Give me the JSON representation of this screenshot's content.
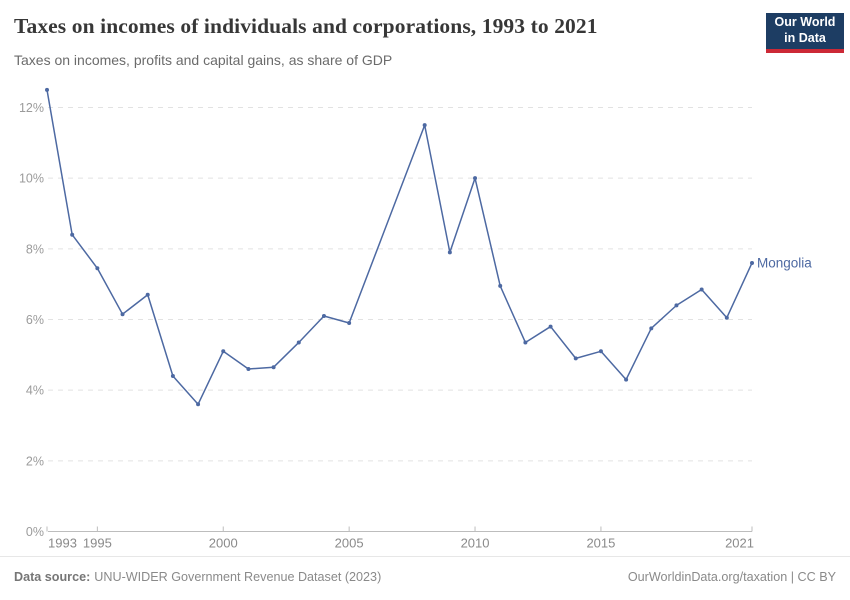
{
  "header": {
    "logo_line1": "Our World",
    "logo_line2": "in Data"
  },
  "chart_data": {
    "type": "line",
    "title": "Taxes on incomes of individuals and corporations, 1993 to 2021",
    "subtitle": "Taxes on incomes, profits and capital gains, as share of GDP",
    "xlabel": "",
    "ylabel": "",
    "xlim": [
      1993,
      2021
    ],
    "ylim": [
      0,
      12.5
    ],
    "x_ticks": [
      1993,
      1995,
      2000,
      2005,
      2010,
      2015,
      2021
    ],
    "y_ticks": [
      0,
      2,
      4,
      6,
      8,
      10,
      12
    ],
    "y_tick_suffix": "%",
    "grid": "horizontal-dashed",
    "legend_position": "end-of-line-label",
    "missing_years_note": "no data points for 2006 and 2007; line connects 2005 directly to 2008",
    "series": [
      {
        "name": "Mongolia",
        "color": "#4d69a2",
        "points": [
          {
            "year": 1993,
            "value": 12.5
          },
          {
            "year": 1994,
            "value": 8.4
          },
          {
            "year": 1995,
            "value": 7.45
          },
          {
            "year": 1996,
            "value": 6.15
          },
          {
            "year": 1997,
            "value": 6.7
          },
          {
            "year": 1998,
            "value": 4.4
          },
          {
            "year": 1999,
            "value": 3.6
          },
          {
            "year": 2000,
            "value": 5.1
          },
          {
            "year": 2001,
            "value": 4.6
          },
          {
            "year": 2002,
            "value": 4.65
          },
          {
            "year": 2003,
            "value": 5.35
          },
          {
            "year": 2004,
            "value": 6.1
          },
          {
            "year": 2005,
            "value": 5.9
          },
          {
            "year": 2008,
            "value": 11.5
          },
          {
            "year": 2009,
            "value": 7.9
          },
          {
            "year": 2010,
            "value": 10.0
          },
          {
            "year": 2011,
            "value": 6.95
          },
          {
            "year": 2012,
            "value": 5.35
          },
          {
            "year": 2013,
            "value": 5.8
          },
          {
            "year": 2014,
            "value": 4.9
          },
          {
            "year": 2015,
            "value": 5.1
          },
          {
            "year": 2016,
            "value": 4.3
          },
          {
            "year": 2017,
            "value": 5.75
          },
          {
            "year": 2018,
            "value": 6.4
          },
          {
            "year": 2019,
            "value": 6.85
          },
          {
            "year": 2020,
            "value": 6.05
          },
          {
            "year": 2021,
            "value": 7.6
          }
        ]
      }
    ]
  },
  "footer": {
    "source_label": "Data source:",
    "source_text": "UNU-WIDER Government Revenue Dataset (2023)",
    "credit": "OurWorldinData.org/taxation | CC BY"
  },
  "colors": {
    "line": "#4d69a2",
    "logo_background": "#1d3d63",
    "logo_accent": "#cc2936",
    "gridline": "#e2e2e2",
    "axis": "#bdbdbd",
    "tick_label": "#8a8a8a"
  }
}
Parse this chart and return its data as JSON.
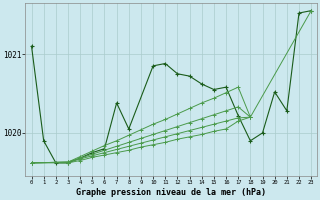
{
  "xlabel": "Graphe pression niveau de la mer (hPa)",
  "bg_color": "#cce8ee",
  "grid_color": "#aacccc",
  "dark_green": "#1a5c1a",
  "light_green": "#4a9a4a",
  "xlim": [
    -0.5,
    23.5
  ],
  "ylim": [
    1019.45,
    1021.65
  ],
  "yticks": [
    1020.0,
    1021.0
  ],
  "hours": [
    0,
    1,
    2,
    3,
    4,
    5,
    6,
    7,
    8,
    9,
    10,
    11,
    12,
    13,
    14,
    15,
    16,
    17,
    18,
    19,
    20,
    21,
    22,
    23
  ],
  "series_main": [
    1021.1,
    1019.9,
    1019.62,
    1019.62,
    1019.68,
    1019.75,
    1019.8,
    1020.38,
    1020.05,
    null,
    1020.85,
    1020.88,
    1020.75,
    1020.72,
    1020.62,
    1020.55,
    1020.58,
    1020.22,
    1019.9,
    1020.0,
    1020.52,
    1020.28,
    1021.52,
    1021.55
  ],
  "series_diag1": [
    1019.62,
    null,
    null,
    1019.63,
    1019.7,
    1019.77,
    1019.84,
    1019.9,
    1019.97,
    1020.04,
    1020.11,
    1020.17,
    1020.24,
    1020.31,
    1020.38,
    1020.44,
    1020.51,
    1020.58,
    1020.2,
    null,
    null,
    null,
    null,
    1021.55
  ],
  "series_diag2": [
    1019.62,
    null,
    null,
    1019.63,
    1019.68,
    1019.73,
    1019.78,
    1019.83,
    1019.88,
    1019.93,
    1019.98,
    1020.03,
    1020.08,
    1020.13,
    1020.18,
    1020.23,
    1020.28,
    1020.33,
    1020.2,
    null,
    null,
    null,
    null,
    null
  ],
  "series_diag3": [
    1019.62,
    null,
    null,
    1019.63,
    1019.67,
    1019.71,
    1019.75,
    1019.79,
    1019.83,
    1019.87,
    1019.91,
    1019.95,
    1019.99,
    1020.03,
    1020.07,
    1020.11,
    1020.15,
    1020.19,
    1020.2,
    null,
    null,
    null,
    null,
    null
  ],
  "series_diag4": [
    1019.62,
    null,
    null,
    1019.62,
    1019.65,
    1019.69,
    1019.72,
    1019.75,
    1019.78,
    1019.82,
    1019.85,
    1019.88,
    1019.92,
    1019.95,
    1019.98,
    1020.02,
    1020.05,
    1020.15,
    1020.2,
    null,
    null,
    null,
    null,
    null
  ]
}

• **STATED PROBLEM**: Output the material word for word, omitting its pictures.

• **FINISHED ANSWER**:
Give me the JSON representation of this screenshot's content.
{
  "header": {
    "logo_line1": "Our World",
    "logo_line2": "in Data"
  },
  "chart_data": {
    "type": "line",
    "title": "Taxes on incomes of individuals and corporations, 1993 to 2021",
    "subtitle": "Taxes on incomes, profits and capital gains, as share of GDP",
    "xlabel": "",
    "ylabel": "",
    "xlim": [
      1993,
      2021
    ],
    "ylim": [
      0,
      12.5
    ],
    "x_ticks": [
      1993,
      1995,
      2000,
      2005,
      2010,
      2015,
      2021
    ],
    "y_ticks": [
      0,
      2,
      4,
      6,
      8,
      10,
      12
    ],
    "y_tick_suffix": "%",
    "grid": "horizontal-dashed",
    "legend_position": "end-of-line-label",
    "missing_years_note": "no data points for 2006 and 2007; line connects 2005 directly to 2008",
    "series": [
      {
        "name": "Mongolia",
        "color": "#4d69a2",
        "points": [
          {
            "year": 1993,
            "value": 12.5
          },
          {
            "year": 1994,
            "value": 8.4
          },
          {
            "year": 1995,
            "value": 7.45
          },
          {
            "year": 1996,
            "value": 6.15
          },
          {
            "year": 1997,
            "value": 6.7
          },
          {
            "year": 1998,
            "value": 4.4
          },
          {
            "year": 1999,
            "value": 3.6
          },
          {
            "year": 2000,
            "value": 5.1
          },
          {
            "year": 2001,
            "value": 4.6
          },
          {
            "year": 2002,
            "value": 4.65
          },
          {
            "year": 2003,
            "value": 5.35
          },
          {
            "year": 2004,
            "value": 6.1
          },
          {
            "year": 2005,
            "value": 5.9
          },
          {
            "year": 2008,
            "value": 11.5
          },
          {
            "year": 2009,
            "value": 7.9
          },
          {
            "year": 2010,
            "value": 10.0
          },
          {
            "year": 2011,
            "value": 6.95
          },
          {
            "year": 2012,
            "value": 5.35
          },
          {
            "year": 2013,
            "value": 5.8
          },
          {
            "year": 2014,
            "value": 4.9
          },
          {
            "year": 2015,
            "value": 5.1
          },
          {
            "year": 2016,
            "value": 4.3
          },
          {
            "year": 2017,
            "value": 5.75
          },
          {
            "year": 2018,
            "value": 6.4
          },
          {
            "year": 2019,
            "value": 6.85
          },
          {
            "year": 2020,
            "value": 6.05
          },
          {
            "year": 2021,
            "value": 7.6
          }
        ]
      }
    ]
  },
  "footer": {
    "source_label": "Data source:",
    "source_text": "UNU-WIDER Government Revenue Dataset (2023)",
    "credit": "OurWorldinData.org/taxation | CC BY"
  },
  "colors": {
    "line": "#4d69a2",
    "logo_background": "#1d3d63",
    "logo_accent": "#cc2936",
    "gridline": "#e2e2e2",
    "axis": "#bdbdbd",
    "tick_label": "#8a8a8a"
  }
}
Parse this chart and return its data as JSON.
{
  "xlabel": "Graphe pression niveau de la mer (hPa)",
  "bg_color": "#cce8ee",
  "grid_color": "#aacccc",
  "dark_green": "#1a5c1a",
  "light_green": "#4a9a4a",
  "xlim": [
    -0.5,
    23.5
  ],
  "ylim": [
    1019.45,
    1021.65
  ],
  "yticks": [
    1020.0,
    1021.0
  ],
  "hours": [
    0,
    1,
    2,
    3,
    4,
    5,
    6,
    7,
    8,
    9,
    10,
    11,
    12,
    13,
    14,
    15,
    16,
    17,
    18,
    19,
    20,
    21,
    22,
    23
  ],
  "series_main": [
    1021.1,
    1019.9,
    1019.62,
    1019.62,
    1019.68,
    1019.75,
    1019.8,
    1020.38,
    1020.05,
    null,
    1020.85,
    1020.88,
    1020.75,
    1020.72,
    1020.62,
    1020.55,
    1020.58,
    1020.22,
    1019.9,
    1020.0,
    1020.52,
    1020.28,
    1021.52,
    1021.55
  ],
  "series_diag1": [
    1019.62,
    null,
    null,
    1019.63,
    1019.7,
    1019.77,
    1019.84,
    1019.9,
    1019.97,
    1020.04,
    1020.11,
    1020.17,
    1020.24,
    1020.31,
    1020.38,
    1020.44,
    1020.51,
    1020.58,
    1020.2,
    null,
    null,
    null,
    null,
    1021.55
  ],
  "series_diag2": [
    1019.62,
    null,
    null,
    1019.63,
    1019.68,
    1019.73,
    1019.78,
    1019.83,
    1019.88,
    1019.93,
    1019.98,
    1020.03,
    1020.08,
    1020.13,
    1020.18,
    1020.23,
    1020.28,
    1020.33,
    1020.2,
    null,
    null,
    null,
    null,
    null
  ],
  "series_diag3": [
    1019.62,
    null,
    null,
    1019.63,
    1019.67,
    1019.71,
    1019.75,
    1019.79,
    1019.83,
    1019.87,
    1019.91,
    1019.95,
    1019.99,
    1020.03,
    1020.07,
    1020.11,
    1020.15,
    1020.19,
    1020.2,
    null,
    null,
    null,
    null,
    null
  ],
  "series_diag4": [
    1019.62,
    null,
    null,
    1019.62,
    1019.65,
    1019.69,
    1019.72,
    1019.75,
    1019.78,
    1019.82,
    1019.85,
    1019.88,
    1019.92,
    1019.95,
    1019.98,
    1020.02,
    1020.05,
    1020.15,
    1020.2,
    null,
    null,
    null,
    null,
    null
  ]
}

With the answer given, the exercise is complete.